***** Records provided

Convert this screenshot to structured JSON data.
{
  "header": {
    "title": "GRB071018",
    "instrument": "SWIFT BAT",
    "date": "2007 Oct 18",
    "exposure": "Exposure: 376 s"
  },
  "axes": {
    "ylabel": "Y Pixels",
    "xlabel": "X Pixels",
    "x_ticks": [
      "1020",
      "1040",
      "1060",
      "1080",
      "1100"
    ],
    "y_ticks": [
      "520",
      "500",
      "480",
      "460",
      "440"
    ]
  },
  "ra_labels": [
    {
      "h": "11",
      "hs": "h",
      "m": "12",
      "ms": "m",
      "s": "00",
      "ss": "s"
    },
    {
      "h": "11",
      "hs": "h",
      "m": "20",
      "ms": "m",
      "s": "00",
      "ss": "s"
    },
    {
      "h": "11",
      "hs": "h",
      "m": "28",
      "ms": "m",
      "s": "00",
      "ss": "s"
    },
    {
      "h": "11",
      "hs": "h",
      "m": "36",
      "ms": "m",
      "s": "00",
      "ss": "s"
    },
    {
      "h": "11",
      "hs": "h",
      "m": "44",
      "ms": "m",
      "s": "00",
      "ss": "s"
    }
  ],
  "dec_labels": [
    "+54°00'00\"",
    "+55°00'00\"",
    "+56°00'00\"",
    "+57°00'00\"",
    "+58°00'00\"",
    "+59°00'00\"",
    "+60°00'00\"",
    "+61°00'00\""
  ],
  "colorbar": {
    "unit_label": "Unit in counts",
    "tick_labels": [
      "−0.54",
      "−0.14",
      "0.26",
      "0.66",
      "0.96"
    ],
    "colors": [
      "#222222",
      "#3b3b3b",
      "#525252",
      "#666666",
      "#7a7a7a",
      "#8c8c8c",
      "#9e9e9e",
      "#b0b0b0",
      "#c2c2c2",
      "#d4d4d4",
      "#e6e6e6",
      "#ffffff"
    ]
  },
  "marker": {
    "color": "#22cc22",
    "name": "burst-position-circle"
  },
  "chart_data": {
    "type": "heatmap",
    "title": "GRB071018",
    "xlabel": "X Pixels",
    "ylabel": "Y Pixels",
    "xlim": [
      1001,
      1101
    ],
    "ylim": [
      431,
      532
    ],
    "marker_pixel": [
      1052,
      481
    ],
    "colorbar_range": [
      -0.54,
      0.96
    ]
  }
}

**********

» Requirements
Retype the data in full and match it exactly.

» Task output
Convert this screenshot to structured JSON data.
{
  "header": {
    "title": "GRB071018",
    "instrument": "SWIFT BAT",
    "date": "2007 Oct 18",
    "exposure": "Exposure: 376 s"
  },
  "axes": {
    "ylabel": "Y Pixels",
    "xlabel": "X Pixels",
    "x_ticks": [
      "1020",
      "1040",
      "1060",
      "1080",
      "1100"
    ],
    "y_ticks": [
      "520",
      "500",
      "480",
      "460",
      "440"
    ]
  },
  "ra_labels": [
    {
      "h": "11",
      "hs": "h",
      "m": "12",
      "ms": "m",
      "s": "00",
      "ss": "s"
    },
    {
      "h": "11",
      "hs": "h",
      "m": "20",
      "ms": "m",
      "s": "00",
      "ss": "s"
    },
    {
      "h": "11",
      "hs": "h",
      "m": "28",
      "ms": "m",
      "s": "00",
      "ss": "s"
    },
    {
      "h": "11",
      "hs": "h",
      "m": "36",
      "ms": "m",
      "s": "00",
      "ss": "s"
    },
    {
      "h": "11",
      "hs": "h",
      "m": "44",
      "ms": "m",
      "s": "00",
      "ss": "s"
    }
  ],
  "dec_labels": [
    "+54°00'00\"",
    "+55°00'00\"",
    "+56°00'00\"",
    "+57°00'00\"",
    "+58°00'00\"",
    "+59°00'00\"",
    "+60°00'00\"",
    "+61°00'00\""
  ],
  "colorbar": {
    "unit_label": "Unit in counts",
    "tick_labels": [
      "−0.54",
      "−0.14",
      "0.26",
      "0.66",
      "0.96"
    ],
    "colors": [
      "#222222",
      "#3b3b3b",
      "#525252",
      "#666666",
      "#7a7a7a",
      "#8c8c8c",
      "#9e9e9e",
      "#b0b0b0",
      "#c2c2c2",
      "#d4d4d4",
      "#e6e6e6",
      "#ffffff"
    ]
  },
  "marker": {
    "color": "#22cc22",
    "name": "burst-position-circle"
  },
  "chart_data": {
    "type": "heatmap",
    "title": "GRB071018",
    "xlabel": "X Pixels",
    "ylabel": "Y Pixels",
    "xlim": [
      1001,
      1101
    ],
    "ylim": [
      431,
      532
    ],
    "marker_pixel": [
      1052,
      481
    ],
    "colorbar_range": [
      -0.54,
      0.96
    ]
  }
}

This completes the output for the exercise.